### WHAT THIS TASK INVOLVES
Transcribe each record below word for word.

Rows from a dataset

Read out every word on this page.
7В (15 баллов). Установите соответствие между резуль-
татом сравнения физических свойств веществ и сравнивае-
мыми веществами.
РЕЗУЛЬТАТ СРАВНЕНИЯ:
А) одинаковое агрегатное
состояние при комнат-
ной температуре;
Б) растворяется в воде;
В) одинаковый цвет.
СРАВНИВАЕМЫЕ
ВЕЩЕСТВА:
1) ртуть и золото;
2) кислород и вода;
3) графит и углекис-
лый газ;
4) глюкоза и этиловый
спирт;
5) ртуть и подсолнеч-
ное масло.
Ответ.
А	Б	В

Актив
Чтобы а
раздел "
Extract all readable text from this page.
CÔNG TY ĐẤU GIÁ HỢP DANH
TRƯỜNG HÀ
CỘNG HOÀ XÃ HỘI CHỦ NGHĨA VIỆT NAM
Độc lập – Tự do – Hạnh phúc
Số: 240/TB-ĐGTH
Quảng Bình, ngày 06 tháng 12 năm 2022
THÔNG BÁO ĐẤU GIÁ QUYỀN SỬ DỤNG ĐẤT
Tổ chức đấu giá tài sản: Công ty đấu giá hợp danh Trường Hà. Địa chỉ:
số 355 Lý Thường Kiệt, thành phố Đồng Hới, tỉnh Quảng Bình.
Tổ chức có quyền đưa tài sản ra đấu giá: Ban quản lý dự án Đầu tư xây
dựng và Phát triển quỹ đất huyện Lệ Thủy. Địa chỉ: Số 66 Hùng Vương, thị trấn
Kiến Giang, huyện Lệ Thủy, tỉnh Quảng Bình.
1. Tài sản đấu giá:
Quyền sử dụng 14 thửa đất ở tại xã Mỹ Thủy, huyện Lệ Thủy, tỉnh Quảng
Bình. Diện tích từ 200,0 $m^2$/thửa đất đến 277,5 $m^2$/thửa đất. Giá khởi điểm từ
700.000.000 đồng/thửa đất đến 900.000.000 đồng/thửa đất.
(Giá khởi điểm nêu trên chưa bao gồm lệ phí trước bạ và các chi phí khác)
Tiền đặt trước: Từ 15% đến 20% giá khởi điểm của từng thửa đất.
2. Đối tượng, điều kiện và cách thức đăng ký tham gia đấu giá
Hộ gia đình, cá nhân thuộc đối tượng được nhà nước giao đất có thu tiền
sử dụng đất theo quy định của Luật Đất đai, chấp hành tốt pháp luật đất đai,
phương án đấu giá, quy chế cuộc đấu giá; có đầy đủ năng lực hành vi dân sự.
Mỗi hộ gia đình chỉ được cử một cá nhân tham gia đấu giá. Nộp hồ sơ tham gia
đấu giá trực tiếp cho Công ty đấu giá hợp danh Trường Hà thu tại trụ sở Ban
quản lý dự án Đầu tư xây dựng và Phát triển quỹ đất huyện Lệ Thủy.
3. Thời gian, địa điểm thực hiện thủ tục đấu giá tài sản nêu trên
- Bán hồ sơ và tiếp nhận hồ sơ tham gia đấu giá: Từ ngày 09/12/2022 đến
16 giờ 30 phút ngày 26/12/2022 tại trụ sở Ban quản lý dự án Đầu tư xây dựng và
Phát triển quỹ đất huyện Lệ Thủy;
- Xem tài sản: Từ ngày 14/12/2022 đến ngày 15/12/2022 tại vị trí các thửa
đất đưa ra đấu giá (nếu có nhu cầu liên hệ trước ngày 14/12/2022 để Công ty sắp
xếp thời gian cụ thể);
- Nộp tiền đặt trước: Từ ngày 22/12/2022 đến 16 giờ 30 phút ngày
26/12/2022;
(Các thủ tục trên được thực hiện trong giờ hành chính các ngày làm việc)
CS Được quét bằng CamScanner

### SOLUTION TO THIS TASK
Read out every word on this page.
7В (15 баллов). Установите соответствие между резуль-
татом сравнения физических свойств веществ и сравнивае-
мыми веществами.
РЕЗУЛЬТАТ СРАВНЕНИЯ:
А) одинаковое агрегатное
состояние при комнат-
ной температуре;
Б) растворяется в воде;
В) одинаковый цвет.
СРАВНИВАЕМЫЕ
ВЕЩЕСТВА:
1) ртуть и золото;
2) кислород и вода;
3) графит и углекис-
лый газ;
4) глюкоза и этиловый
спирт;
5) ртуть и подсолнеч-
ное масло.
Ответ.
А	Б	В

Актив
Чтобы а
раздел "
Extract all readable text from this page.
CÔNG TY ĐẤU GIÁ HỢP DANH
TRƯỜNG HÀ
CỘNG HOÀ XÃ HỘI CHỦ NGHĨA VIỆT NAM
Độc lập – Tự do – Hạnh phúc
Số: 240/TB-ĐGTH
Quảng Bình, ngày 06 tháng 12 năm 2022
THÔNG BÁO ĐẤU GIÁ QUYỀN SỬ DỤNG ĐẤT
Tổ chức đấu giá tài sản: Công ty đấu giá hợp danh Trường Hà. Địa chỉ:
số 355 Lý Thường Kiệt, thành phố Đồng Hới, tỉnh Quảng Bình.
Tổ chức có quyền đưa tài sản ra đấu giá: Ban quản lý dự án Đầu tư xây
dựng và Phát triển quỹ đất huyện Lệ Thủy. Địa chỉ: Số 66 Hùng Vương, thị trấn
Kiến Giang, huyện Lệ Thủy, tỉnh Quảng Bình.
1. Tài sản đấu giá:
Quyền sử dụng 14 thửa đất ở tại xã Mỹ Thủy, huyện Lệ Thủy, tỉnh Quảng
Bình. Diện tích từ 200,0 $m^2$/thửa đất đến 277,5 $m^2$/thửa đất. Giá khởi điểm từ
700.000.000 đồng/thửa đất đến 900.000.000 đồng/thửa đất.
(Giá khởi điểm nêu trên chưa bao gồm lệ phí trước bạ và các chi phí khác)
Tiền đặt trước: Từ 15% đến 20% giá khởi điểm của từng thửa đất.
2. Đối tượng, điều kiện và cách thức đăng ký tham gia đấu giá
Hộ gia đình, cá nhân thuộc đối tượng được nhà nước giao đất có thu tiền
sử dụng đất theo quy định của Luật Đất đai, chấp hành tốt pháp luật đất đai,
phương án đấu giá, quy chế cuộc đấu giá; có đầy đủ năng lực hành vi dân sự.
Mỗi hộ gia đình chỉ được cử một cá nhân tham gia đấu giá. Nộp hồ sơ tham gia
đấu giá trực tiếp cho Công ty đấu giá hợp danh Trường Hà thu tại trụ sở Ban
quản lý dự án Đầu tư xây dựng và Phát triển quỹ đất huyện Lệ Thủy.
3. Thời gian, địa điểm thực hiện thủ tục đấu giá tài sản nêu trên
- Bán hồ sơ và tiếp nhận hồ sơ tham gia đấu giá: Từ ngày 09/12/2022 đến
16 giờ 30 phút ngày 26/12/2022 tại trụ sở Ban quản lý dự án Đầu tư xây dựng và
Phát triển quỹ đất huyện Lệ Thủy;
- Xem tài sản: Từ ngày 14/12/2022 đến ngày 15/12/2022 tại vị trí các thửa
đất đưa ra đấu giá (nếu có nhu cầu liên hệ trước ngày 14/12/2022 để Công ty sắp
xếp thời gian cụ thể);
- Nộp tiền đặt trước: Từ ngày 22/12/2022 đến 16 giờ 30 phút ngày
26/12/2022;
(Các thủ tục trên được thực hiện trong giờ hành chính các ngày làm việc)
CS Được quét bằng CamScanner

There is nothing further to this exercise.